Annotated element listings:
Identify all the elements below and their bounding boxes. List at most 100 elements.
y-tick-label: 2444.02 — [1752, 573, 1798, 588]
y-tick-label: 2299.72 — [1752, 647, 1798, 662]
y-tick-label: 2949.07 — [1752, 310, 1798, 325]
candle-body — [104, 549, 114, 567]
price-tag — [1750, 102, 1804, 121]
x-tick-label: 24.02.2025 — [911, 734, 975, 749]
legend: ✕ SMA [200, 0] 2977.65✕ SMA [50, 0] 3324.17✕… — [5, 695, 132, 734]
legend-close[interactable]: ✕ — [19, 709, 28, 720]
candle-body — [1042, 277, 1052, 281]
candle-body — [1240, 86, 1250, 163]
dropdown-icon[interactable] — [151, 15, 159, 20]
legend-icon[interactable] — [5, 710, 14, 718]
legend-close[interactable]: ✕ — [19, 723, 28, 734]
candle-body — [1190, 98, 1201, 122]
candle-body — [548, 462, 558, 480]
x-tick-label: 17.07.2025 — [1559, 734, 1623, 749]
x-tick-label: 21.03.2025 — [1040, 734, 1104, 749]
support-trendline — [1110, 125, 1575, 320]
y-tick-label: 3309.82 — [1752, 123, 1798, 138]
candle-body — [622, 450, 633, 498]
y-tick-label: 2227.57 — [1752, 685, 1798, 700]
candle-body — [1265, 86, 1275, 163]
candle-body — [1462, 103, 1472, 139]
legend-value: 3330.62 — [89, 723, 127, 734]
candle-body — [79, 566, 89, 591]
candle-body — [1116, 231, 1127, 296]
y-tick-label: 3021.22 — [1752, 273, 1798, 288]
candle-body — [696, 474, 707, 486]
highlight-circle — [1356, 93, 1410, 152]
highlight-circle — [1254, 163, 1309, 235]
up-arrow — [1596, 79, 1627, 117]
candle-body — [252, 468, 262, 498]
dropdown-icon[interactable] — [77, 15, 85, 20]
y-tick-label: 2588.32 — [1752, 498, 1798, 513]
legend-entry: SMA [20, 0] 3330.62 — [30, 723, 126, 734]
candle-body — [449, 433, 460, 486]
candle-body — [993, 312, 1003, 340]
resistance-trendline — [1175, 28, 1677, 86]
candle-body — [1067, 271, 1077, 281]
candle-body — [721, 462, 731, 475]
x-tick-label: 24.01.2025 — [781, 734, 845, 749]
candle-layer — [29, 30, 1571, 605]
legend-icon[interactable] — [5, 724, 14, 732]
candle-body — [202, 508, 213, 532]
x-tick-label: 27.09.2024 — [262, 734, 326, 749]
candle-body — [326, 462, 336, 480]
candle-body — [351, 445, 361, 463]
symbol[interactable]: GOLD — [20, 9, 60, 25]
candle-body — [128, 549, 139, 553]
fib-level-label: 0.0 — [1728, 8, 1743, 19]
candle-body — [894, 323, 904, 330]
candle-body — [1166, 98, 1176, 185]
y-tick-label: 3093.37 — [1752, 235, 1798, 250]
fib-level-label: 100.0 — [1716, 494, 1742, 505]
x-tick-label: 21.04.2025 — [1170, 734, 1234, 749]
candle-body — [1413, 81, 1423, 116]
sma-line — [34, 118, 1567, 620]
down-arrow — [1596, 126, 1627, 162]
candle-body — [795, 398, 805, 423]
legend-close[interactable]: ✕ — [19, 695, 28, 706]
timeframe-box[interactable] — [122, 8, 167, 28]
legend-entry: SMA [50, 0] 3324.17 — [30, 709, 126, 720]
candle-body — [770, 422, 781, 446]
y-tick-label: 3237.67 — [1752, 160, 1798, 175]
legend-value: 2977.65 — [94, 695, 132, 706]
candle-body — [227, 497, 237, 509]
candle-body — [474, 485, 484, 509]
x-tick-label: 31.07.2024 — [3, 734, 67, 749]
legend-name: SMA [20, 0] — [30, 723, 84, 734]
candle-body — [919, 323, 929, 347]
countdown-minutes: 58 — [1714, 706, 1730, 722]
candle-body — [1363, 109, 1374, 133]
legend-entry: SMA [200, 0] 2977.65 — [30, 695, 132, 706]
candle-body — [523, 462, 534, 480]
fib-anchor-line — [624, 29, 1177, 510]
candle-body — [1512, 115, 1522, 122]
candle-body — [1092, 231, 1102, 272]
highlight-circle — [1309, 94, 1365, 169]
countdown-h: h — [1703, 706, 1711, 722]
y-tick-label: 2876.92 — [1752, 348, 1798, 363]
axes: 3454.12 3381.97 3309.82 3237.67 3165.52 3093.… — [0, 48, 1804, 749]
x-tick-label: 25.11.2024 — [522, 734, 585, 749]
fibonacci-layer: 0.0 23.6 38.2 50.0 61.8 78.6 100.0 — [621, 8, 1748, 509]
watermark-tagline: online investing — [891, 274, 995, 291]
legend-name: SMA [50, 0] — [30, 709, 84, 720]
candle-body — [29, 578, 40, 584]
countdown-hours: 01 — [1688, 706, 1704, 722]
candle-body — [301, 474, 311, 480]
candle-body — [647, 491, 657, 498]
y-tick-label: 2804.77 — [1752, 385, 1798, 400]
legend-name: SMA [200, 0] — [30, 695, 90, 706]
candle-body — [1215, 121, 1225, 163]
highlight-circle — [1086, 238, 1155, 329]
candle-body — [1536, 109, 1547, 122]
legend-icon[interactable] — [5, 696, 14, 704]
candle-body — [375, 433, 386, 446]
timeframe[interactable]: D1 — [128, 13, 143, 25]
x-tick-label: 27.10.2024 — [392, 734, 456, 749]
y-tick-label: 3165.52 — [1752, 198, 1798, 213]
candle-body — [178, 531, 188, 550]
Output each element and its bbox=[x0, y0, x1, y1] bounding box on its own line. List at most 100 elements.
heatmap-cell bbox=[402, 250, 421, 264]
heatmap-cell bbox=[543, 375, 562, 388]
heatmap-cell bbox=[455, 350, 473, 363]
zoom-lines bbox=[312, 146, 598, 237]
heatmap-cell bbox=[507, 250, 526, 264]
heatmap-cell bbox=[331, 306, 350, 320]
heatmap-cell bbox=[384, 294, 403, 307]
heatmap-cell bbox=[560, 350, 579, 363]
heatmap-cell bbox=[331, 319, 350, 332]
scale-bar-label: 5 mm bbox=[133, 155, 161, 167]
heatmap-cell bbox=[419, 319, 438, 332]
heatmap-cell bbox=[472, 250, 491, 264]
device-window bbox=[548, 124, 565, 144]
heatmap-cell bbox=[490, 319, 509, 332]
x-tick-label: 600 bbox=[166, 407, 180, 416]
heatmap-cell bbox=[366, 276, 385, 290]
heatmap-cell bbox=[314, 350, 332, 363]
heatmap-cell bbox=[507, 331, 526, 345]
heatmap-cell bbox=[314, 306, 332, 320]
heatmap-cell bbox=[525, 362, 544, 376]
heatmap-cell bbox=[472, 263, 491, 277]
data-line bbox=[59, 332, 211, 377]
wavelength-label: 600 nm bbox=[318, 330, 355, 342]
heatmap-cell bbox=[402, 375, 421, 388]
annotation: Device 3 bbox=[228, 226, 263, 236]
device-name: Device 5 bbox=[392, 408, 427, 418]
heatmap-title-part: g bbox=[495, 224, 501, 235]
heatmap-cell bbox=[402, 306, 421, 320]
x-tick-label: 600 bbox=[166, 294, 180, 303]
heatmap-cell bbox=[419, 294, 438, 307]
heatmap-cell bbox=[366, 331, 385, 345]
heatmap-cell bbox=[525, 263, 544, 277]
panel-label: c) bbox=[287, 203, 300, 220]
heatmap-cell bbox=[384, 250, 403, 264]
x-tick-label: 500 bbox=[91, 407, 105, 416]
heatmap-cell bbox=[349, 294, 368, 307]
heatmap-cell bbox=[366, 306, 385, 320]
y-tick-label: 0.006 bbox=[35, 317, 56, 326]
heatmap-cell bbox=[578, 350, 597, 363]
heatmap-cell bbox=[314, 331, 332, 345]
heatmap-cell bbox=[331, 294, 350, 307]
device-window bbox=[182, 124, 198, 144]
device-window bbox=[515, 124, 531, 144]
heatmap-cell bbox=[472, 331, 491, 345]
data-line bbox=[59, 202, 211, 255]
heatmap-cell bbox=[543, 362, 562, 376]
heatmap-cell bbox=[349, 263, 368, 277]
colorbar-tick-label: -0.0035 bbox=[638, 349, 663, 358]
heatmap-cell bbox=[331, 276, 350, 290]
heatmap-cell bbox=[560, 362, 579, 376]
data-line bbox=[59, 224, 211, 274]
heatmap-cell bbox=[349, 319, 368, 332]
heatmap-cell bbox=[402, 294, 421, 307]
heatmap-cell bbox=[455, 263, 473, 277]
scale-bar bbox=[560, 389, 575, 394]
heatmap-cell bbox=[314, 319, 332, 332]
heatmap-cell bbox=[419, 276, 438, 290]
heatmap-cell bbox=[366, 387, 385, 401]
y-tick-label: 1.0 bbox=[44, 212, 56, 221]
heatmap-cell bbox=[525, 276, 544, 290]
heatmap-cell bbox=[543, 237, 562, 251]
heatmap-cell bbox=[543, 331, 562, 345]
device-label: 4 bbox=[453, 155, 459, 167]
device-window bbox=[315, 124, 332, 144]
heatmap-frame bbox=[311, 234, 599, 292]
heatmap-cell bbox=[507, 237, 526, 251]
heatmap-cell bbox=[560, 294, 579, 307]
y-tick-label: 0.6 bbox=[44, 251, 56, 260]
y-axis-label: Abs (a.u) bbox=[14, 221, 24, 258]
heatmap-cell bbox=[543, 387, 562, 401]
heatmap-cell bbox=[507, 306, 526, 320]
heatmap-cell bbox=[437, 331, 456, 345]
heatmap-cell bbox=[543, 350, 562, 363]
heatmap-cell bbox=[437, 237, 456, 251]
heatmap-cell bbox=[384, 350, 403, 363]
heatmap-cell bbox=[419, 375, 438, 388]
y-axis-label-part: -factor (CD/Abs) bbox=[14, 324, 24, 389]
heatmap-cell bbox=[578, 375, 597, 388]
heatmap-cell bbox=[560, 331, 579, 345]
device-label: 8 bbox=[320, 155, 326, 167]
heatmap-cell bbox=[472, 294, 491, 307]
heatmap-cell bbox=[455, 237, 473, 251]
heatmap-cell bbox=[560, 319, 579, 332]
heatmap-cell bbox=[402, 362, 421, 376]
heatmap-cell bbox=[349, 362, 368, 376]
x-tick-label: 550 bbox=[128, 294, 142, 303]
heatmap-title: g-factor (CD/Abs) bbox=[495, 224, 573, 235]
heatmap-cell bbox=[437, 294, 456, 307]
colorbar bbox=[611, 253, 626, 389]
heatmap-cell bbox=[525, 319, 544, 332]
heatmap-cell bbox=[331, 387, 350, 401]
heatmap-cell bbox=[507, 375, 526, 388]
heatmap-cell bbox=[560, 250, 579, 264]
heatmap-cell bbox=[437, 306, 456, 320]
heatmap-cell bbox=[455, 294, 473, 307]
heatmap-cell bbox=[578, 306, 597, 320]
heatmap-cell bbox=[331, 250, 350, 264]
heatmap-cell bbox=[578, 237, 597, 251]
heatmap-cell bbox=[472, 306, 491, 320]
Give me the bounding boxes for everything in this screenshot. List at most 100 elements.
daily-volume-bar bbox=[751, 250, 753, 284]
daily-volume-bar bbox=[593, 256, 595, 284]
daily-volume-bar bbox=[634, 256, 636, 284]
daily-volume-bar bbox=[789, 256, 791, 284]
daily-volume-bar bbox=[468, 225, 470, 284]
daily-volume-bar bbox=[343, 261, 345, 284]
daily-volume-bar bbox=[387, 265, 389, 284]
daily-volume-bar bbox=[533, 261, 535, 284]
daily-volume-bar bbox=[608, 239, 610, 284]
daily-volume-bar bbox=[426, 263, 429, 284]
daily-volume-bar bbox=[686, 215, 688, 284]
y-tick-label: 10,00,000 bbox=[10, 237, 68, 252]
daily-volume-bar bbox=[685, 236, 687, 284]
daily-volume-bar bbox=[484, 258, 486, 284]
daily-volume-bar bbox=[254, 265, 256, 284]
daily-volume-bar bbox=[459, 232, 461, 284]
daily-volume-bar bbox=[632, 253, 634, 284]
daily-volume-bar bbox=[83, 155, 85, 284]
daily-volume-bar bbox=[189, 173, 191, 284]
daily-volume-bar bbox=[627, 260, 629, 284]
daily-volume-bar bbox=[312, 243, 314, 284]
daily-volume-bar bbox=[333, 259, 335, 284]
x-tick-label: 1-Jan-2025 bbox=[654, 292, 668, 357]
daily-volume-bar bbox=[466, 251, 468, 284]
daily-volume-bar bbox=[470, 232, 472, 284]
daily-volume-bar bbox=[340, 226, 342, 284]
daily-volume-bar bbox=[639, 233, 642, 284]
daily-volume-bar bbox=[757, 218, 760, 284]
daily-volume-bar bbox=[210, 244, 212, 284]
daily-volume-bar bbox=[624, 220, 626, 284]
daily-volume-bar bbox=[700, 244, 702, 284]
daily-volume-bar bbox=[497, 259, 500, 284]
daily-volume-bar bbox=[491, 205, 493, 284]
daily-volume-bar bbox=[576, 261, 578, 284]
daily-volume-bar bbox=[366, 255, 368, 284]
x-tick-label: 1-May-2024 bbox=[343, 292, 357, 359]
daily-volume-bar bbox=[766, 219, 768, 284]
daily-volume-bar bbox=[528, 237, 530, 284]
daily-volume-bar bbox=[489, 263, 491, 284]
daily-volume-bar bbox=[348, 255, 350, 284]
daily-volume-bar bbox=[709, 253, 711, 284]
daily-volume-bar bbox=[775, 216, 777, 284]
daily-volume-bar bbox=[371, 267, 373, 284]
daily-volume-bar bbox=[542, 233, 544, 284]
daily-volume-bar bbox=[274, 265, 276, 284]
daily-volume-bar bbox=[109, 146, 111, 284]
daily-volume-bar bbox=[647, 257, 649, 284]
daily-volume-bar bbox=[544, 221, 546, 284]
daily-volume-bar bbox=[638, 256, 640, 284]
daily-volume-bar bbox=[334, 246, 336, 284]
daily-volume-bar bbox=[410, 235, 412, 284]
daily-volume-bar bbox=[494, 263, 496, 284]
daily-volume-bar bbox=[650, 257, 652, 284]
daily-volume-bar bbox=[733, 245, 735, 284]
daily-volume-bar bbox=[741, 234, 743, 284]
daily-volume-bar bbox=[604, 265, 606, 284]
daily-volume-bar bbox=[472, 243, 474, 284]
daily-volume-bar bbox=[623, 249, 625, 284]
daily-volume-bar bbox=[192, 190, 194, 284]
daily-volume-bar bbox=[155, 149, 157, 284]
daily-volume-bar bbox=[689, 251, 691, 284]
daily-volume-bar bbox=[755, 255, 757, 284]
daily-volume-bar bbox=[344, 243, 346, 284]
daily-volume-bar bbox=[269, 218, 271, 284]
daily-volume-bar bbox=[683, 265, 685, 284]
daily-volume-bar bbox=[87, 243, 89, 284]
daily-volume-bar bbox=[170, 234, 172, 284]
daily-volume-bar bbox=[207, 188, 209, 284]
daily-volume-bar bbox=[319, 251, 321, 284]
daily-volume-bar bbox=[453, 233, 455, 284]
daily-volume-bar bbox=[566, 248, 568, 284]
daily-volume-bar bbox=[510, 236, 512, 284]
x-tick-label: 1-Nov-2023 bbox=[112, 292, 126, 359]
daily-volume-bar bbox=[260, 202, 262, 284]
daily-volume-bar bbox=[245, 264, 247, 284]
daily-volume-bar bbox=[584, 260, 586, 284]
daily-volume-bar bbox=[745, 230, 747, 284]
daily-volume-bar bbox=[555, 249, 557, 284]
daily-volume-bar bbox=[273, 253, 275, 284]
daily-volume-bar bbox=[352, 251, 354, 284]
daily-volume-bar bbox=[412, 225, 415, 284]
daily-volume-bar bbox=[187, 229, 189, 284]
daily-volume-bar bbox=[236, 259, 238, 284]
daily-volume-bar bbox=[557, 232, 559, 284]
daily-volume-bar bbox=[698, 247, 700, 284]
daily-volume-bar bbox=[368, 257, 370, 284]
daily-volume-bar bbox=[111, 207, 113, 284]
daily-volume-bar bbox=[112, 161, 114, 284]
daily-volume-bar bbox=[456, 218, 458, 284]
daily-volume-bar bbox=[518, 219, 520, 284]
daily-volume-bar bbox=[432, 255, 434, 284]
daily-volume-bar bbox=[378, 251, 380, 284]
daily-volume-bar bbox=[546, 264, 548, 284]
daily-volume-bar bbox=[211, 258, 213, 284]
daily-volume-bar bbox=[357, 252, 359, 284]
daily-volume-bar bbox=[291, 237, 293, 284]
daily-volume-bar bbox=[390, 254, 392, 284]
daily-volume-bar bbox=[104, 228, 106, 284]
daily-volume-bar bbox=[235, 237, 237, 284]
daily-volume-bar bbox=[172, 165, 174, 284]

_Instructions to follow_
Please recast everything from the start of the rows down to the line containing "resistance-trendline — [1175, 28, 1677, 86]", both ends included, as a Markdown table with two columns, No. and Line, skipping any blank lines.

_Reply_
| No. | Line |
|---|---|
| 1 | Identify all the elements below and their bounding boxes. List at most 100 elements. |
| 2 | y-tick-label: 2444.02 — [1752, 573, 1798, 588] |
| 3 | y-tick-label: 2299.72 — [1752, 647, 1798, 662] |
| 4 | y-tick-label: 2949.07 — [1752, 310, 1798, 325] |
| 5 | candle-body — [104, 549, 114, 567] |
| 6 | price-tag — [1750, 102, 1804, 121] |
| 7 | x-tick-label: 24.02.2025 — [911, 734, 975, 749] |
| 8 | legend: ✕ SMA [200, 0] 2977.65✕ SMA [50, 0] 3324.17✕… — [5, 695, 132, 734] |
| 9 | legend-close[interactable]: ✕ — [19, 709, 28, 720] |
| 10 | candle-body — [1042, 277, 1052, 281] |
| 11 | candle-body — [1240, 86, 1250, 163] |
| 12 | dropdown-icon[interactable] — [151, 15, 159, 20] |
| 13 | legend-icon[interactable] — [5, 710, 14, 718] |
| 14 | legend-close[interactable]: ✕ — [19, 723, 28, 734] |
| 15 | candle-body — [1190, 98, 1201, 122] |
| 16 | candle-body — [548, 462, 558, 480] |
| 17 | x-tick-label: 17.07.2025 — [1559, 734, 1623, 749] |
| 18 | x-tick-label: 21.03.2025 — [1040, 734, 1104, 749] |
| 19 | support-trendline — [1110, 125, 1575, 320] |
| 20 | y-tick-label: 3309.82 — [1752, 123, 1798, 138] |
| 21 | candle-body — [622, 450, 633, 498] |
| 22 | y-tick-label: 2227.57 — [1752, 685, 1798, 700] |
| 23 | candle-body — [1265, 86, 1275, 163] |
| 24 | candle-body — [1462, 103, 1472, 139] |
| 25 | legend-value: 3330.62 — [89, 723, 127, 734] |
| 26 | candle-body — [79, 566, 89, 591] |
| 27 | candle-body — [1116, 231, 1127, 296] |
| 28 | y-tick-label: 3021.22 — [1752, 273, 1798, 288] |
| 29 | candle-body — [696, 474, 707, 486] |
| 30 | highlight-circle — [1356, 93, 1410, 152] |
| 31 | highlight-circle — [1254, 163, 1309, 235] |
| 32 | up-arrow — [1596, 79, 1627, 117] |
| 33 | candle-body — [252, 468, 262, 498] |
| 34 | dropdown-icon[interactable] — [77, 15, 85, 20] |
| 35 | y-tick-label: 2588.32 — [1752, 498, 1798, 513] |
| 36 | legend-entry: SMA [20, 0] 3330.62 — [30, 723, 126, 734] |
| 37 | candle-body — [449, 433, 460, 486] |
| 38 | candle-body — [993, 312, 1003, 340] |
| 39 | resistance-trendline — [1175, 28, 1677, 86] |